**Requirement**
Count every line of these entries that holds the word "State", and reply with the number only.

**Exercise material**
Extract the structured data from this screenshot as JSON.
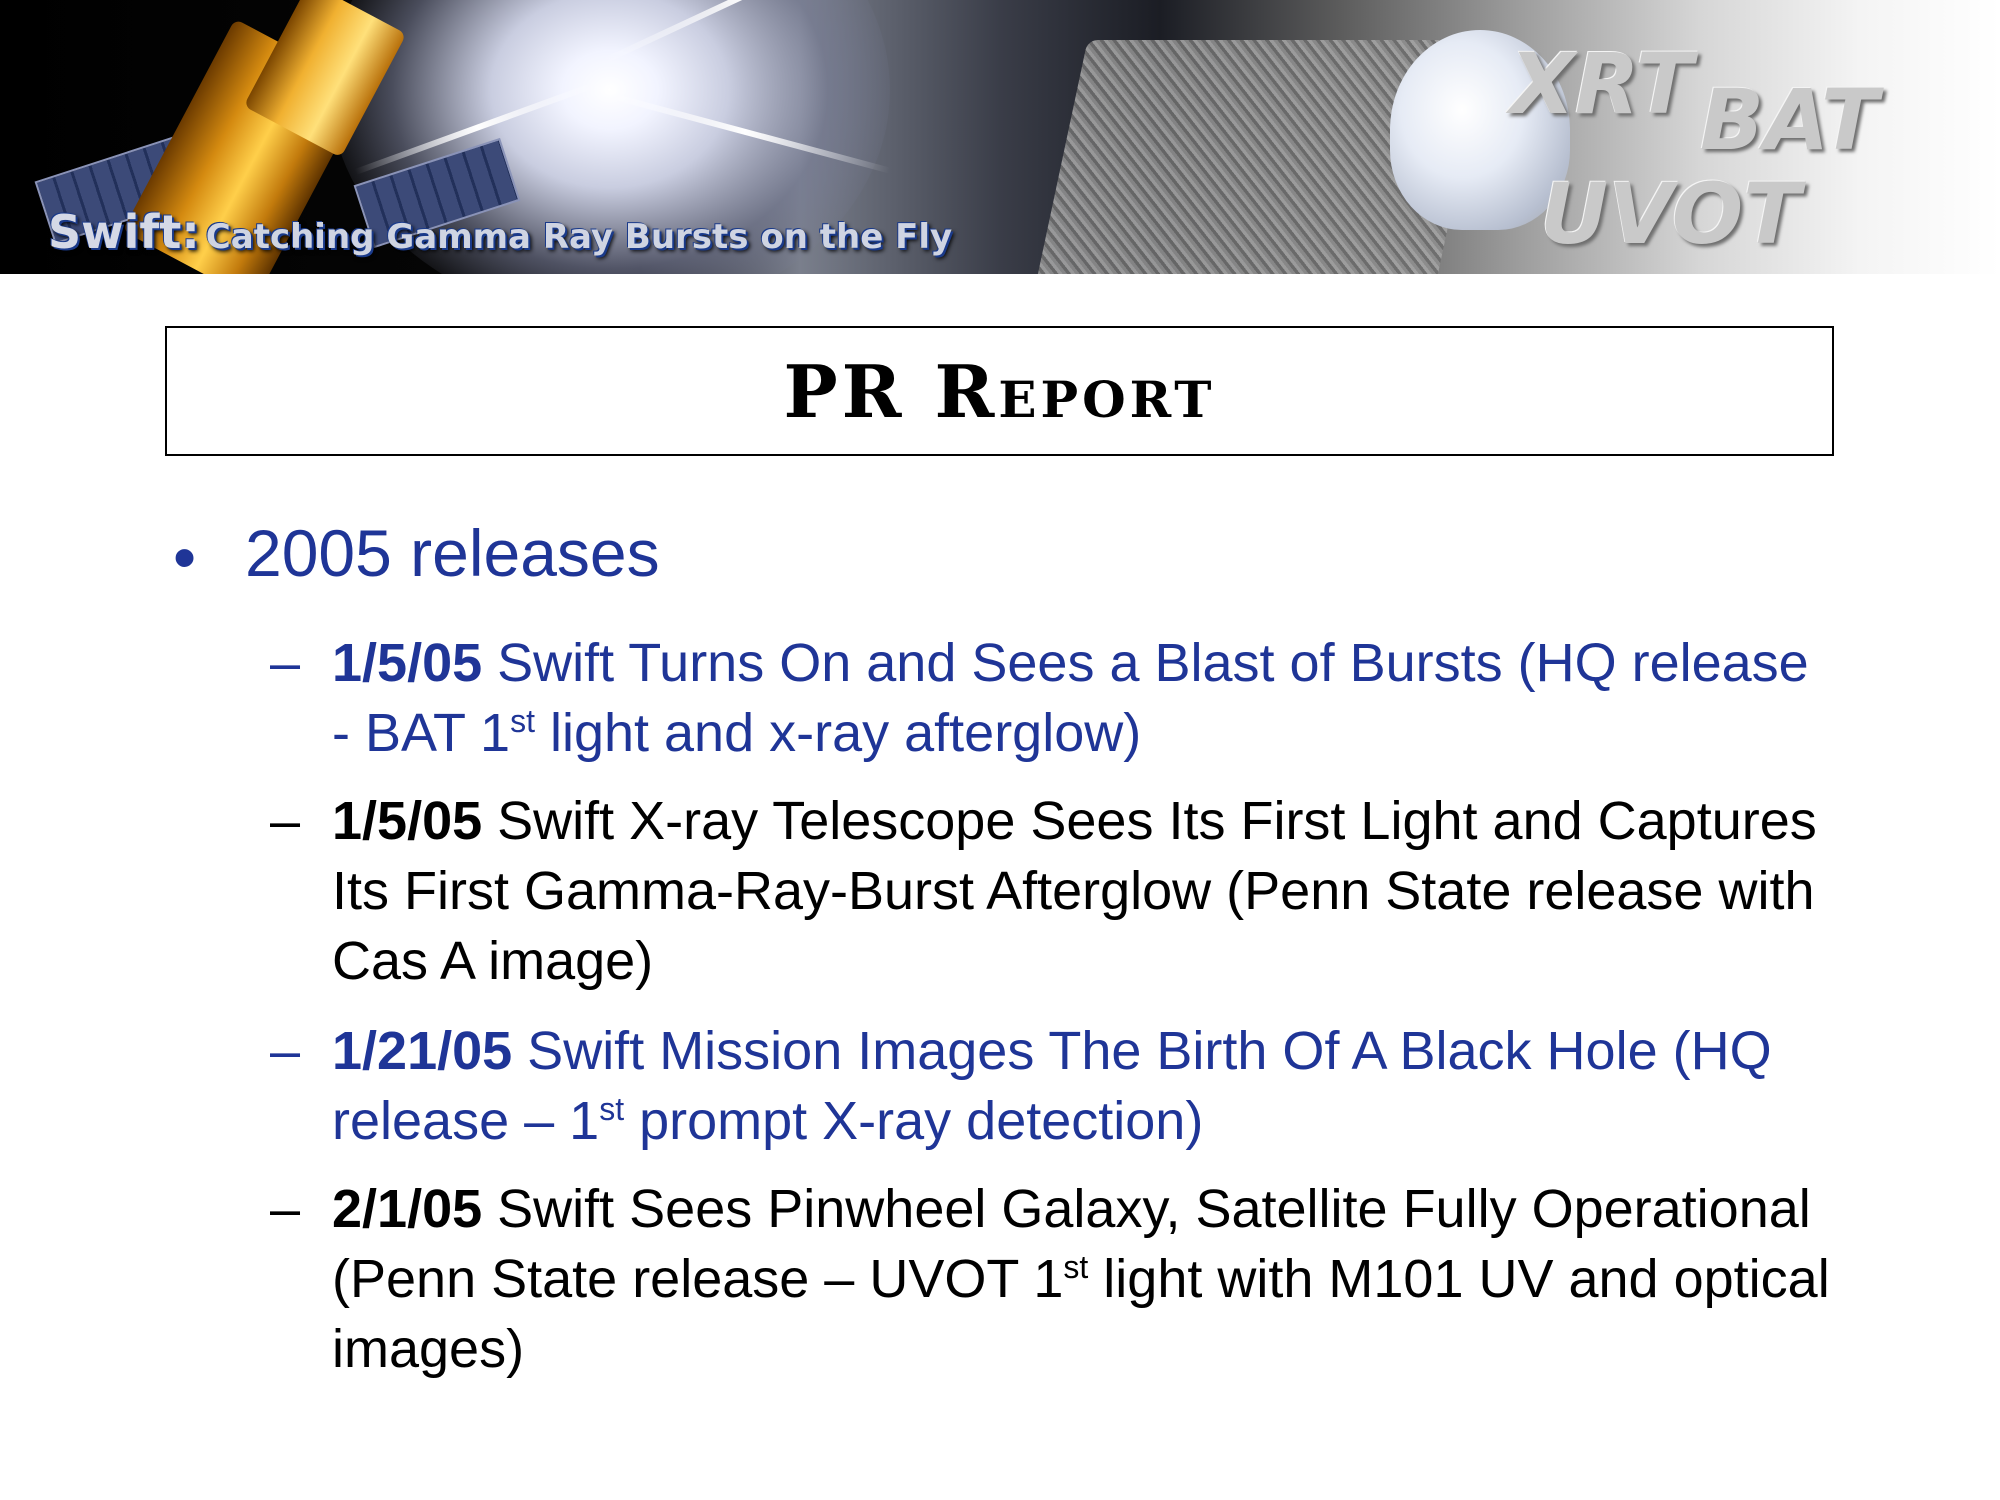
{
  "banner": {
    "brand": "Swift:",
    "tagline": "Catching Gamma Ray Bursts on the Fly",
    "instruments": [
      "XRT",
      "BAT",
      "UVOT"
    ]
  },
  "slide": {
    "title": "PR Report",
    "main_bullet": "2005 releases",
    "releases": [
      {
        "date": "1/5/05",
        "text_a": " Swift Turns On and Sees a Blast of Bursts (HQ release - BAT 1",
        "sup": "st",
        "text_b": " light and x-ray afterglow)",
        "color": "#1f3597"
      },
      {
        "date": "1/5/05",
        "text_a": " Swift X-ray Telescope Sees Its First Light and Captures Its First Gamma-Ray-Burst Afterglow (Penn State release with Cas A image)",
        "sup": "",
        "text_b": "",
        "color": "#000000"
      },
      {
        "date": "1/21/05",
        "text_a": " Swift Mission Images The Birth Of A Black Hole (HQ release – 1",
        "sup": "st",
        "text_b": " prompt X-ray detection)",
        "color": "#1f3597"
      },
      {
        "date": "2/1/05",
        "text_a": " Swift Sees Pinwheel Galaxy, Satellite Fully Operational (Penn State release – UVOT 1",
        "sup": "st",
        "text_b": " light with M101 UV and optical images)",
        "color": "#000000"
      }
    ]
  },
  "colors": {
    "accent_blue": "#1f3597",
    "text_black": "#000000"
  }
}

**The response**
2